◆ **Set exercise**: Copy out all lines of the records in which the word "operations" appears.

begin Input records

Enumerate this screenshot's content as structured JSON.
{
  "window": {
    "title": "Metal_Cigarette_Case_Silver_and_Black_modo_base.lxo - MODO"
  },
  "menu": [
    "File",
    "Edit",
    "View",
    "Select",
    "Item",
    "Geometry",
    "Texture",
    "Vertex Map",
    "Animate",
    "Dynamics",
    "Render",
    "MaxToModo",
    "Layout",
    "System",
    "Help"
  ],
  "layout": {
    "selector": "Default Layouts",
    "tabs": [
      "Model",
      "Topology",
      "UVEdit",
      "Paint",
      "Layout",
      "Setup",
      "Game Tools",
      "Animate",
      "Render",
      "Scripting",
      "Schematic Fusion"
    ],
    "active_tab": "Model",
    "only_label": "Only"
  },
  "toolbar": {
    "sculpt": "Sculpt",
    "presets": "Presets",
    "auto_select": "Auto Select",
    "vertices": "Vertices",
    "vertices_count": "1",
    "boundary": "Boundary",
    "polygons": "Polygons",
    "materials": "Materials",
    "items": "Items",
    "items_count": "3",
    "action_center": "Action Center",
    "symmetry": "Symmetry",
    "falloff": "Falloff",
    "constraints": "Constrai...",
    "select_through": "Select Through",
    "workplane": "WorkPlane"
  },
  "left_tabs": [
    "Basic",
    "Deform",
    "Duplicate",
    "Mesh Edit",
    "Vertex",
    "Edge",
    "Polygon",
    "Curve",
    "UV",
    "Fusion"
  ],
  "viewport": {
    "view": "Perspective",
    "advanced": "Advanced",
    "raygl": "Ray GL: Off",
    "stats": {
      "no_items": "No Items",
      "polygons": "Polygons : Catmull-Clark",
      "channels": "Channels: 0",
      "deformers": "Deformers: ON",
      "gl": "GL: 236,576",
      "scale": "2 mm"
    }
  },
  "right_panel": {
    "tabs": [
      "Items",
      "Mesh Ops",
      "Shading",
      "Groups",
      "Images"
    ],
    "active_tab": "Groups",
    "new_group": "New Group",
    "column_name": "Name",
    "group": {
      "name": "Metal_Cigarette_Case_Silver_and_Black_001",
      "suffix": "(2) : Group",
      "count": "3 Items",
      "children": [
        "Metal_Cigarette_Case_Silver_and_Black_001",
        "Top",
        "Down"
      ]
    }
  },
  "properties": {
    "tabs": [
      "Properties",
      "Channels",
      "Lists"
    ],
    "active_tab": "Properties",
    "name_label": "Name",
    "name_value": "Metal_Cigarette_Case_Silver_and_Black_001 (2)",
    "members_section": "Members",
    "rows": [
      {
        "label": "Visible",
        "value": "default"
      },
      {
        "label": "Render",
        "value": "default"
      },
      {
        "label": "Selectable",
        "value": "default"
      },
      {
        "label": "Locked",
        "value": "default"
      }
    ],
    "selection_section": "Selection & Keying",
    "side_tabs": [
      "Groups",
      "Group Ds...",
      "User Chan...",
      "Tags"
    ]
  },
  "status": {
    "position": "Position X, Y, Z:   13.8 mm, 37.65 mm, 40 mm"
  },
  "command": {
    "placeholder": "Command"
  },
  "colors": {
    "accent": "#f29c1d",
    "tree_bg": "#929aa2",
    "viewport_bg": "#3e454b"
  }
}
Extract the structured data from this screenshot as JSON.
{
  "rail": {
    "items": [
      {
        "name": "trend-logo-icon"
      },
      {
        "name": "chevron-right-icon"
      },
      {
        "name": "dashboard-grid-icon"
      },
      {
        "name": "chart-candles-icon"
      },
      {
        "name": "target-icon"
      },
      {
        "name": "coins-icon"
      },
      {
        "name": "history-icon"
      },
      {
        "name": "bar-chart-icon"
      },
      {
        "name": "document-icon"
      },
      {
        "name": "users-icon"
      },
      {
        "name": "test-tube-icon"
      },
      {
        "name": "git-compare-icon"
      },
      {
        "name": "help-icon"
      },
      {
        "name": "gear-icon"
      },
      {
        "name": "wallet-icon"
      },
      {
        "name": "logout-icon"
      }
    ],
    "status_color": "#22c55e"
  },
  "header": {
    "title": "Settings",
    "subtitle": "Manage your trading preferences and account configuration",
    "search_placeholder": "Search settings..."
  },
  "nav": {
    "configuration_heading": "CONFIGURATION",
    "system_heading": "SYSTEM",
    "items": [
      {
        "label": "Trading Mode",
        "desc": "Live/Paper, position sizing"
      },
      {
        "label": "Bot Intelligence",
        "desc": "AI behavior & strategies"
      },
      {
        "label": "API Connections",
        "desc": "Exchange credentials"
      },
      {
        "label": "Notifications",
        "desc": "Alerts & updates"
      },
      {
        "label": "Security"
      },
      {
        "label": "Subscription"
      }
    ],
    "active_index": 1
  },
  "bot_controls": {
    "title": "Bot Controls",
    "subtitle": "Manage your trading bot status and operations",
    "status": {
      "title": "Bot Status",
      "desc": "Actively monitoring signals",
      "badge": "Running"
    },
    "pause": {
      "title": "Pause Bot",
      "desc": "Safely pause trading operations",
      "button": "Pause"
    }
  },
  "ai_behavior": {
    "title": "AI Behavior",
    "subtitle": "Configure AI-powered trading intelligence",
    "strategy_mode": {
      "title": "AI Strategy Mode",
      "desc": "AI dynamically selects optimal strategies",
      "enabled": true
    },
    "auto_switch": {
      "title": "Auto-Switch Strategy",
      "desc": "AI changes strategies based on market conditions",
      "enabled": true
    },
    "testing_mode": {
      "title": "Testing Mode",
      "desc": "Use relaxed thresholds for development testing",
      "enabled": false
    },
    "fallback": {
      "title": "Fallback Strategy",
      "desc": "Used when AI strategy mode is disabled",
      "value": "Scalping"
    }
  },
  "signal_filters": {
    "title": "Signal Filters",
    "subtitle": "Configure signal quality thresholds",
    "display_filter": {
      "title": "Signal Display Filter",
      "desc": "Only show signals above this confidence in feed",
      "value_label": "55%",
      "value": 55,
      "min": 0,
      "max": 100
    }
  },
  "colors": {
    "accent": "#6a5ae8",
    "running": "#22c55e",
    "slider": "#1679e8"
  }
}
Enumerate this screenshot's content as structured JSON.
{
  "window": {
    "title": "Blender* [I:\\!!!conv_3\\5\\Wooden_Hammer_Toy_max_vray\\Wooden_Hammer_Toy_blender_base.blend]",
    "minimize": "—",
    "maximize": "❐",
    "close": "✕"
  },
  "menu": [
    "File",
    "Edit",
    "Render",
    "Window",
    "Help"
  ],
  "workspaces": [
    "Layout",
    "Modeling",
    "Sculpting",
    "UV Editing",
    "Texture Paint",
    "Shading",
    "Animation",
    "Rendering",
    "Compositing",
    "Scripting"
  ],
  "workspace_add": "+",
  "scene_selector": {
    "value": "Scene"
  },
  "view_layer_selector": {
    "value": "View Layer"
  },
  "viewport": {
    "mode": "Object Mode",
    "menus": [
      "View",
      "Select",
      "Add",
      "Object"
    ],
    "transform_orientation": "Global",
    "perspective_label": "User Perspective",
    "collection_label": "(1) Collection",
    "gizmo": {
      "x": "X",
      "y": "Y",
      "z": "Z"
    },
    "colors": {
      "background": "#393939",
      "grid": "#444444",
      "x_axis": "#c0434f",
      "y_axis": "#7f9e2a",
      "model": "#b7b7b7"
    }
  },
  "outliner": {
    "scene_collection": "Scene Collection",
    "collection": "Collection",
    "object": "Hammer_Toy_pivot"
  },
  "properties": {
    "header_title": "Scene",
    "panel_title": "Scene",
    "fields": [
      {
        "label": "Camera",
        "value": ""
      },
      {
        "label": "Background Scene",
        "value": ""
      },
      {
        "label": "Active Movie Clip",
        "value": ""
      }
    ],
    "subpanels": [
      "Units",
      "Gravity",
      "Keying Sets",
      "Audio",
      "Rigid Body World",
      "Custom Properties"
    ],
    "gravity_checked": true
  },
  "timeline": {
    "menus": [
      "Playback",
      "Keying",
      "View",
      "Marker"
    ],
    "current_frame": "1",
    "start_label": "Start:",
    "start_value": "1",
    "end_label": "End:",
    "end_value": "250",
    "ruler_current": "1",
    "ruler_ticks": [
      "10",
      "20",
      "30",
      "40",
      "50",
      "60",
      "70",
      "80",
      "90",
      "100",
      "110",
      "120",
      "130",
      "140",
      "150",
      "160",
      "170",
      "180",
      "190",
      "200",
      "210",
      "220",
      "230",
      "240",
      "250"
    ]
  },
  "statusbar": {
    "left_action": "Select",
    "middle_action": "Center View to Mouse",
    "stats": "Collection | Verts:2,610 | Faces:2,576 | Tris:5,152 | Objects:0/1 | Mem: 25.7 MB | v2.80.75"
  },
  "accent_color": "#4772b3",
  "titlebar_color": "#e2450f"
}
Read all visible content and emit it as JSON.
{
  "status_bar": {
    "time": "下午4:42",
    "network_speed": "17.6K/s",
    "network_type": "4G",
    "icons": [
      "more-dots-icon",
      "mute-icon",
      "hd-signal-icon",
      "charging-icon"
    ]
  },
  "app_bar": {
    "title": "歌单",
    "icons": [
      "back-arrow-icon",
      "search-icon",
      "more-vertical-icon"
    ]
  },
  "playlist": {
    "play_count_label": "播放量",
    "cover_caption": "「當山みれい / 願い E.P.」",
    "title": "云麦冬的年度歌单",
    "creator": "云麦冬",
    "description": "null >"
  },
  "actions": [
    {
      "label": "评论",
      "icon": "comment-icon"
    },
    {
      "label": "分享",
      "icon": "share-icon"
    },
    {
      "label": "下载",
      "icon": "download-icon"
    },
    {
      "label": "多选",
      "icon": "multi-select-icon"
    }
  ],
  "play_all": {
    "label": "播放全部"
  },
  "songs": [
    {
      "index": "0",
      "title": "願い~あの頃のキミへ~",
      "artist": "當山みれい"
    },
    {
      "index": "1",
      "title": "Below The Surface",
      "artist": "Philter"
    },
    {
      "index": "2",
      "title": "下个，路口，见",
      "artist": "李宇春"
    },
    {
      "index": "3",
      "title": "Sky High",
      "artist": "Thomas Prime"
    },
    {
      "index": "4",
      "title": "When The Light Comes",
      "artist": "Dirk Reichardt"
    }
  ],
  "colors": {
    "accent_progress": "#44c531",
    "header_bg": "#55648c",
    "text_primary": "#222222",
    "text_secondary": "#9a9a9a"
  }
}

end Input records

◆ **Final result**:
    "subtitle": "Manage your trading bot status and operations",
      "desc": "Safely pause trading operations",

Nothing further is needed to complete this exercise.